--- DATA LINES ---
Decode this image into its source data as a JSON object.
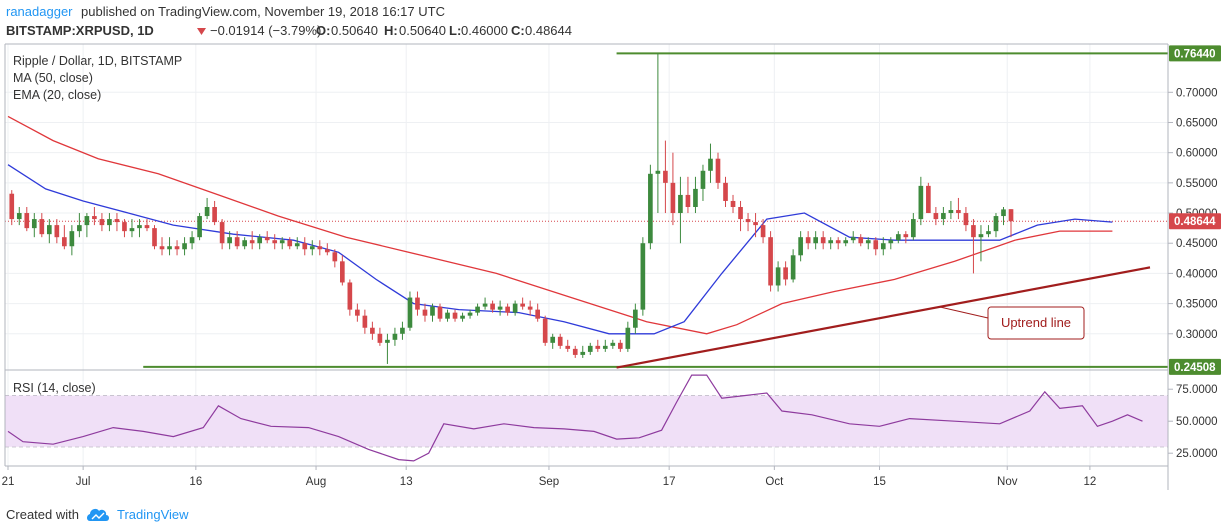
{
  "header": {
    "author": "ranadagger",
    "published_text": " published on TradingView.com, November 19, 2018 16:17 UTC",
    "symbol": "BITSTAMP:XRPUSD, 1D",
    "change": "−0.01914 (−3.79%)",
    "o_label": "O:",
    "o_value": "0.50640",
    "h_label": "H:",
    "h_value": "0.50640",
    "l_label": "L:",
    "l_value": "0.46000",
    "c_label": "C:",
    "c_value": "0.48644"
  },
  "legend": {
    "title": "Ripple / Dollar, 1D, BITSTAMP",
    "ma": "MA (50, close)",
    "ema": "EMA (20, close)",
    "rsi": "RSI (14, close)"
  },
  "annotation": {
    "uptrend": "Uptrend line"
  },
  "footer": {
    "created_with": "Created with",
    "brand": "TradingView"
  },
  "colors": {
    "up": "#3d8a3e",
    "down": "#d5474b",
    "ma": "#e0373b",
    "ema": "#2f3bd9",
    "rsi": "#8e3b9e",
    "rsi_band": "#f0e0f7",
    "hline": "#4d8c2f",
    "trend": "#a11d1d",
    "last_price_bg": "#d5474b",
    "brand": "#2196f3"
  },
  "chart_data": {
    "type": "candlestick",
    "price_ticks": [
      "0.70000",
      "0.65000",
      "0.60000",
      "0.55000",
      "0.50000",
      "0.45000",
      "0.40000",
      "0.35000",
      "0.30000"
    ],
    "price_range": [
      0.24,
      0.78
    ],
    "level_labels": {
      "top": "0.76440",
      "bottom": "0.24508",
      "last": "0.48644"
    },
    "levels": {
      "top": 0.7644,
      "bottom": 0.24508,
      "last": 0.48644
    },
    "date_labels": [
      {
        "label": "21",
        "day": 0
      },
      {
        "label": "Jul",
        "day": 10
      },
      {
        "label": "16",
        "day": 25
      },
      {
        "label": "Aug",
        "day": 41
      },
      {
        "label": "13",
        "day": 53
      },
      {
        "label": "Sep",
        "day": 72
      },
      {
        "label": "17",
        "day": 88
      },
      {
        "label": "Oct",
        "day": 102
      },
      {
        "label": "15",
        "day": 116
      },
      {
        "label": "Nov",
        "day": 133
      },
      {
        "label": "12",
        "day": 144
      }
    ],
    "days_total": 152,
    "ohlc": [
      [
        0.532,
        0.538,
        0.48,
        0.49
      ],
      [
        0.49,
        0.51,
        0.48,
        0.5
      ],
      [
        0.5,
        0.51,
        0.47,
        0.475
      ],
      [
        0.475,
        0.5,
        0.46,
        0.49
      ],
      [
        0.49,
        0.5,
        0.46,
        0.465
      ],
      [
        0.465,
        0.49,
        0.45,
        0.48
      ],
      [
        0.48,
        0.49,
        0.45,
        0.46
      ],
      [
        0.46,
        0.48,
        0.44,
        0.445
      ],
      [
        0.445,
        0.48,
        0.43,
        0.47
      ],
      [
        0.47,
        0.5,
        0.46,
        0.48
      ],
      [
        0.48,
        0.5,
        0.46,
        0.495
      ],
      [
        0.495,
        0.51,
        0.48,
        0.49
      ],
      [
        0.49,
        0.5,
        0.47,
        0.48
      ],
      [
        0.48,
        0.5,
        0.47,
        0.49
      ],
      [
        0.49,
        0.5,
        0.47,
        0.485
      ],
      [
        0.485,
        0.49,
        0.46,
        0.47
      ],
      [
        0.47,
        0.49,
        0.46,
        0.475
      ],
      [
        0.475,
        0.49,
        0.46,
        0.48
      ],
      [
        0.48,
        0.49,
        0.47,
        0.475
      ],
      [
        0.475,
        0.48,
        0.44,
        0.445
      ],
      [
        0.445,
        0.46,
        0.43,
        0.44
      ],
      [
        0.44,
        0.46,
        0.43,
        0.445
      ],
      [
        0.445,
        0.455,
        0.43,
        0.44
      ],
      [
        0.44,
        0.46,
        0.43,
        0.45
      ],
      [
        0.45,
        0.47,
        0.44,
        0.46
      ],
      [
        0.46,
        0.5,
        0.455,
        0.495
      ],
      [
        0.495,
        0.525,
        0.49,
        0.51
      ],
      [
        0.51,
        0.52,
        0.48,
        0.485
      ],
      [
        0.485,
        0.49,
        0.44,
        0.45
      ],
      [
        0.45,
        0.47,
        0.44,
        0.46
      ],
      [
        0.46,
        0.47,
        0.44,
        0.445
      ],
      [
        0.445,
        0.46,
        0.44,
        0.455
      ],
      [
        0.455,
        0.47,
        0.44,
        0.45
      ],
      [
        0.45,
        0.465,
        0.44,
        0.46
      ],
      [
        0.46,
        0.47,
        0.45,
        0.455
      ],
      [
        0.455,
        0.465,
        0.44,
        0.45
      ],
      [
        0.45,
        0.46,
        0.44,
        0.455
      ],
      [
        0.455,
        0.46,
        0.44,
        0.445
      ],
      [
        0.445,
        0.46,
        0.44,
        0.45
      ],
      [
        0.45,
        0.46,
        0.43,
        0.44
      ],
      [
        0.44,
        0.455,
        0.43,
        0.445
      ],
      [
        0.445,
        0.455,
        0.43,
        0.44
      ],
      [
        0.44,
        0.45,
        0.43,
        0.435
      ],
      [
        0.435,
        0.44,
        0.41,
        0.42
      ],
      [
        0.42,
        0.43,
        0.38,
        0.385
      ],
      [
        0.385,
        0.39,
        0.33,
        0.34
      ],
      [
        0.34,
        0.35,
        0.32,
        0.33
      ],
      [
        0.33,
        0.34,
        0.3,
        0.31
      ],
      [
        0.31,
        0.32,
        0.29,
        0.3
      ],
      [
        0.3,
        0.31,
        0.28,
        0.285
      ],
      [
        0.285,
        0.3,
        0.25,
        0.29
      ],
      [
        0.29,
        0.31,
        0.28,
        0.3
      ],
      [
        0.3,
        0.32,
        0.29,
        0.31
      ],
      [
        0.31,
        0.37,
        0.305,
        0.36
      ],
      [
        0.36,
        0.37,
        0.33,
        0.34
      ],
      [
        0.34,
        0.35,
        0.32,
        0.33
      ],
      [
        0.33,
        0.35,
        0.32,
        0.345
      ],
      [
        0.345,
        0.35,
        0.32,
        0.325
      ],
      [
        0.325,
        0.34,
        0.32,
        0.335
      ],
      [
        0.335,
        0.34,
        0.32,
        0.325
      ],
      [
        0.325,
        0.335,
        0.32,
        0.33
      ],
      [
        0.33,
        0.34,
        0.325,
        0.335
      ],
      [
        0.335,
        0.35,
        0.33,
        0.345
      ],
      [
        0.345,
        0.36,
        0.34,
        0.35
      ],
      [
        0.35,
        0.355,
        0.335,
        0.34
      ],
      [
        0.34,
        0.355,
        0.33,
        0.345
      ],
      [
        0.345,
        0.35,
        0.33,
        0.335
      ],
      [
        0.335,
        0.355,
        0.33,
        0.35
      ],
      [
        0.35,
        0.36,
        0.34,
        0.345
      ],
      [
        0.345,
        0.355,
        0.33,
        0.34
      ],
      [
        0.34,
        0.35,
        0.32,
        0.325
      ],
      [
        0.325,
        0.33,
        0.28,
        0.285
      ],
      [
        0.285,
        0.3,
        0.275,
        0.295
      ],
      [
        0.295,
        0.3,
        0.275,
        0.28
      ],
      [
        0.28,
        0.29,
        0.27,
        0.275
      ],
      [
        0.275,
        0.28,
        0.26,
        0.265
      ],
      [
        0.265,
        0.28,
        0.26,
        0.27
      ],
      [
        0.27,
        0.285,
        0.265,
        0.28
      ],
      [
        0.28,
        0.29,
        0.27,
        0.275
      ],
      [
        0.275,
        0.29,
        0.27,
        0.28
      ],
      [
        0.28,
        0.29,
        0.275,
        0.285
      ],
      [
        0.285,
        0.29,
        0.27,
        0.275
      ],
      [
        0.275,
        0.32,
        0.27,
        0.31
      ],
      [
        0.31,
        0.35,
        0.3,
        0.34
      ],
      [
        0.34,
        0.46,
        0.33,
        0.45
      ],
      [
        0.45,
        0.58,
        0.44,
        0.565
      ],
      [
        0.565,
        0.7644,
        0.5,
        0.57
      ],
      [
        0.57,
        0.62,
        0.5,
        0.55
      ],
      [
        0.55,
        0.6,
        0.48,
        0.5
      ],
      [
        0.5,
        0.56,
        0.45,
        0.53
      ],
      [
        0.53,
        0.56,
        0.5,
        0.51
      ],
      [
        0.51,
        0.56,
        0.5,
        0.54
      ],
      [
        0.54,
        0.58,
        0.52,
        0.57
      ],
      [
        0.57,
        0.615,
        0.55,
        0.59
      ],
      [
        0.59,
        0.6,
        0.54,
        0.55
      ],
      [
        0.55,
        0.56,
        0.51,
        0.52
      ],
      [
        0.52,
        0.53,
        0.5,
        0.51
      ],
      [
        0.51,
        0.52,
        0.47,
        0.49
      ],
      [
        0.49,
        0.5,
        0.47,
        0.485
      ],
      [
        0.485,
        0.5,
        0.46,
        0.48
      ],
      [
        0.48,
        0.49,
        0.45,
        0.46
      ],
      [
        0.46,
        0.47,
        0.37,
        0.38
      ],
      [
        0.38,
        0.42,
        0.37,
        0.41
      ],
      [
        0.41,
        0.42,
        0.38,
        0.39
      ],
      [
        0.39,
        0.44,
        0.385,
        0.43
      ],
      [
        0.43,
        0.47,
        0.42,
        0.46
      ],
      [
        0.46,
        0.47,
        0.44,
        0.45
      ],
      [
        0.45,
        0.47,
        0.44,
        0.46
      ],
      [
        0.46,
        0.47,
        0.44,
        0.45
      ],
      [
        0.45,
        0.46,
        0.44,
        0.455
      ],
      [
        0.455,
        0.46,
        0.44,
        0.45
      ],
      [
        0.45,
        0.46,
        0.445,
        0.455
      ],
      [
        0.455,
        0.47,
        0.45,
        0.46
      ],
      [
        0.46,
        0.465,
        0.445,
        0.45
      ],
      [
        0.45,
        0.46,
        0.44,
        0.455
      ],
      [
        0.455,
        0.46,
        0.43,
        0.44
      ],
      [
        0.44,
        0.46,
        0.43,
        0.45
      ],
      [
        0.45,
        0.46,
        0.44,
        0.455
      ],
      [
        0.455,
        0.47,
        0.45,
        0.465
      ],
      [
        0.465,
        0.47,
        0.45,
        0.46
      ],
      [
        0.46,
        0.5,
        0.455,
        0.49
      ],
      [
        0.49,
        0.56,
        0.48,
        0.545
      ],
      [
        0.545,
        0.55,
        0.5,
        0.5
      ],
      [
        0.5,
        0.51,
        0.48,
        0.49
      ],
      [
        0.49,
        0.51,
        0.48,
        0.5
      ],
      [
        0.5,
        0.52,
        0.49,
        0.505
      ],
      [
        0.505,
        0.525,
        0.49,
        0.5
      ],
      [
        0.5,
        0.51,
        0.47,
        0.48
      ],
      [
        0.48,
        0.49,
        0.4,
        0.46
      ],
      [
        0.46,
        0.48,
        0.42,
        0.465
      ],
      [
        0.465,
        0.48,
        0.46,
        0.47
      ],
      [
        0.47,
        0.5,
        0.46,
        0.495
      ],
      [
        0.495,
        0.51,
        0.48,
        0.506
      ],
      [
        0.5064,
        0.5064,
        0.46,
        0.48644
      ]
    ],
    "ma_points": [
      [
        0,
        0.66
      ],
      [
        6,
        0.62
      ],
      [
        12,
        0.59
      ],
      [
        20,
        0.565
      ],
      [
        28,
        0.53
      ],
      [
        36,
        0.495
      ],
      [
        45,
        0.46
      ],
      [
        55,
        0.43
      ],
      [
        65,
        0.4
      ],
      [
        75,
        0.36
      ],
      [
        85,
        0.32
      ],
      [
        93,
        0.3
      ],
      [
        97,
        0.315
      ],
      [
        103,
        0.35
      ],
      [
        110,
        0.37
      ],
      [
        118,
        0.39
      ],
      [
        126,
        0.42
      ],
      [
        134,
        0.455
      ],
      [
        140,
        0.47
      ],
      [
        147,
        0.47
      ]
    ],
    "ema_points": [
      [
        0,
        0.58
      ],
      [
        5,
        0.54
      ],
      [
        10,
        0.52
      ],
      [
        16,
        0.5
      ],
      [
        22,
        0.48
      ],
      [
        30,
        0.465
      ],
      [
        38,
        0.455
      ],
      [
        44,
        0.435
      ],
      [
        49,
        0.39
      ],
      [
        54,
        0.35
      ],
      [
        60,
        0.34
      ],
      [
        68,
        0.335
      ],
      [
        74,
        0.32
      ],
      [
        80,
        0.3
      ],
      [
        86,
        0.3
      ],
      [
        90,
        0.32
      ],
      [
        95,
        0.4
      ],
      [
        101,
        0.49
      ],
      [
        106,
        0.5
      ],
      [
        112,
        0.46
      ],
      [
        118,
        0.455
      ],
      [
        125,
        0.455
      ],
      [
        132,
        0.455
      ],
      [
        137,
        0.48
      ],
      [
        142,
        0.49
      ],
      [
        147,
        0.485
      ]
    ],
    "trend_line": {
      "from": [
        81,
        0.244
      ],
      "to": [
        152,
        0.41
      ]
    },
    "rsi_ticks": [
      "75.0000",
      "50.0000",
      "25.0000"
    ],
    "rsi_band": [
      30,
      70
    ],
    "rsi_range": [
      15,
      90
    ],
    "rsi_points": [
      [
        0,
        42
      ],
      [
        2,
        34
      ],
      [
        6,
        32
      ],
      [
        10,
        38
      ],
      [
        14,
        45
      ],
      [
        18,
        42
      ],
      [
        22,
        38
      ],
      [
        26,
        45
      ],
      [
        28,
        62
      ],
      [
        31,
        52
      ],
      [
        35,
        46
      ],
      [
        40,
        45
      ],
      [
        44,
        38
      ],
      [
        48,
        28
      ],
      [
        52,
        20
      ],
      [
        54,
        19
      ],
      [
        56,
        25
      ],
      [
        58,
        48
      ],
      [
        62,
        44
      ],
      [
        66,
        48
      ],
      [
        70,
        45
      ],
      [
        74,
        44
      ],
      [
        78,
        42
      ],
      [
        81,
        36
      ],
      [
        84,
        37
      ],
      [
        87,
        43
      ],
      [
        89,
        65
      ],
      [
        91,
        86
      ],
      [
        93,
        86
      ],
      [
        95,
        68
      ],
      [
        98,
        70
      ],
      [
        101,
        72
      ],
      [
        103,
        58
      ],
      [
        107,
        55
      ],
      [
        112,
        48
      ],
      [
        116,
        46
      ],
      [
        120,
        52
      ],
      [
        126,
        50
      ],
      [
        132,
        48
      ],
      [
        136,
        58
      ],
      [
        138,
        73
      ],
      [
        140,
        60
      ],
      [
        143,
        62
      ],
      [
        145,
        46
      ],
      [
        147,
        50
      ],
      [
        149,
        55
      ],
      [
        151,
        50
      ]
    ]
  }
}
---
_GIVEN REQUEST_. Pick out and copy the lines of the material that include the word "TradingView".

_FULL ANSWER_.
    "published_text": " published on TradingView.com, November 19, 2018 16:17 UTC",
    "brand": "TradingView"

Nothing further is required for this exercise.